Say whether each statement below agrees with the player profile: (a) he played for Zamora from 2014 to 2016; (b) his number at his current team is 7; (c) his position is given as striker. Answer each with yes or no and quote the words of the profile that decide it.

* **Text block**:
--- START ---

Personal information
- Full name: Johan Orlando Moreno Vivas
- Date of birth: 10 June 1991 (age 35)
- Place of birth: Ureña, Venezuela
- Height: 1.70 m (5 ft 7 in)
- Position: Winger

Team information
- Current team: Portuguesa
- Number: 11

Senior career*
- Years: Team / Apps / (Gls)
- 2009–2012: Yaracuyanos / 78 / (13)
- 2012–2013: Atlético El Vigía / 9 / (1)
- 2013–2014: Yaracuyanos / 43 / (7)
- 2014–2016: Zamora / 66 / (19)
- 2016–2017: Deportes Antofagasta / 1 / (0)
- 2017: Carabobo FC / 8 / (2)
- 2017: Atlético Venezuela / 13 / (4)
- 2018: Deportivo Táchira / 29 / (7)
- 2019: Ñublense / 14 / (3)
- 2020-2021: Metropolitanos / 44 / (8)
- 2022: Deportivo Lara / 31 / (5)
- 2023-2024: Portuguesa / 50 / (14)
- 2025: Estudiantes / 20 / (1)
- 2026-: Portuguesa / 5 / (1)

--- END ---

* **Recorded data**:

--- START ---

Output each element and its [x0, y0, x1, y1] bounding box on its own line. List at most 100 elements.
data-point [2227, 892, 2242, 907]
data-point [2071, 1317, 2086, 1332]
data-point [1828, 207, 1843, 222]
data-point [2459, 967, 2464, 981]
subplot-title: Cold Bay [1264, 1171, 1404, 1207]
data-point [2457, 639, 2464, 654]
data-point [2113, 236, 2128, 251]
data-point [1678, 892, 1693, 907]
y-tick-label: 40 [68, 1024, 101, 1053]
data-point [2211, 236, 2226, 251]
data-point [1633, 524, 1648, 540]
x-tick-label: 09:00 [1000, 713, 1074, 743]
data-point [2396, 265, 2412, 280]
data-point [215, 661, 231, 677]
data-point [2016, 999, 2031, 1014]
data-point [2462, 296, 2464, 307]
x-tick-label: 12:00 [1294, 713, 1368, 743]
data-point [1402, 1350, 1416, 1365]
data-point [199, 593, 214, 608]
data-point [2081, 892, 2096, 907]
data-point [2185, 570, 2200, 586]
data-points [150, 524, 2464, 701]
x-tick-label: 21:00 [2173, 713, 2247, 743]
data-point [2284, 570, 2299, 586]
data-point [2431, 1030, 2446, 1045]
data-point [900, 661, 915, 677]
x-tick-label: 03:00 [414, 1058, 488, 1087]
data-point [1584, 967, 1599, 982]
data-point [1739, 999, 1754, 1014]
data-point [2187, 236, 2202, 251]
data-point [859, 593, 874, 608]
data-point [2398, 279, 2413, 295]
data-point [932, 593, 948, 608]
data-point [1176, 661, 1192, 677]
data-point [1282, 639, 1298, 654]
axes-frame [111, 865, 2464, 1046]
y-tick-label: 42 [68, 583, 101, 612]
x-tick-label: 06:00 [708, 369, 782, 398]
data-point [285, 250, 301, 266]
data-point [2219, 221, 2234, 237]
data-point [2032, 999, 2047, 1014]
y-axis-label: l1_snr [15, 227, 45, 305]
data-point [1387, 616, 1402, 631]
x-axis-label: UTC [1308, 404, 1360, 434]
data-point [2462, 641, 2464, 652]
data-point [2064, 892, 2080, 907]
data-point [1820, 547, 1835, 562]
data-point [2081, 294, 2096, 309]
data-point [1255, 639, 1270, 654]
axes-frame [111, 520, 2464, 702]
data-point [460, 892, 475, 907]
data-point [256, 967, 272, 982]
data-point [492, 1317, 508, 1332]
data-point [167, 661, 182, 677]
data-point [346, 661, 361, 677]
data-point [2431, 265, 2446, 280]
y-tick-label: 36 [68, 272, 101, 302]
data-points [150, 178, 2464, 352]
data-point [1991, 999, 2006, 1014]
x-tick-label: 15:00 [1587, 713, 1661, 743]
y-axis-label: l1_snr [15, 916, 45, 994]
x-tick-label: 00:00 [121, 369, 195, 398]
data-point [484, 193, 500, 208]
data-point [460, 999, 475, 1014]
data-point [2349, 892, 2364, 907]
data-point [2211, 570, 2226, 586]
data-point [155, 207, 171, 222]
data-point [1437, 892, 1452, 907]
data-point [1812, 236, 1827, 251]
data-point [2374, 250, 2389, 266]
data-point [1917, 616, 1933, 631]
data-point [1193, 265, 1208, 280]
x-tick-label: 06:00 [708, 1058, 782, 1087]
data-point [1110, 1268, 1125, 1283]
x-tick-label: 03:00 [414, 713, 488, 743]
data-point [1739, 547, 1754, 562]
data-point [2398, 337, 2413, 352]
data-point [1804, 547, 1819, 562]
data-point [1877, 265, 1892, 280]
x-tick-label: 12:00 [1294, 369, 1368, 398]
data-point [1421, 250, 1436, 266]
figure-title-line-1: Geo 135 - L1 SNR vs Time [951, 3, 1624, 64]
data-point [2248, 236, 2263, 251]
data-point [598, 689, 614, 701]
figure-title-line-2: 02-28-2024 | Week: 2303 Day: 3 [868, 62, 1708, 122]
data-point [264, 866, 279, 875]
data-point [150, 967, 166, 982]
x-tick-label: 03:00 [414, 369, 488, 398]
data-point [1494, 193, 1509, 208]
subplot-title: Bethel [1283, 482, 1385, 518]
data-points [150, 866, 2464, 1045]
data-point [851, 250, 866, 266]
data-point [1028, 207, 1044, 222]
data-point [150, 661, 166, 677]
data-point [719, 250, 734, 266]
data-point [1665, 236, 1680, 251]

--- END ---

* **Answer for this exercise**:
(a) Yes: "2014–2016: Zamora / 66 / (19)"
(b) No: "Number: 11"
(c) No: "Position: Winger"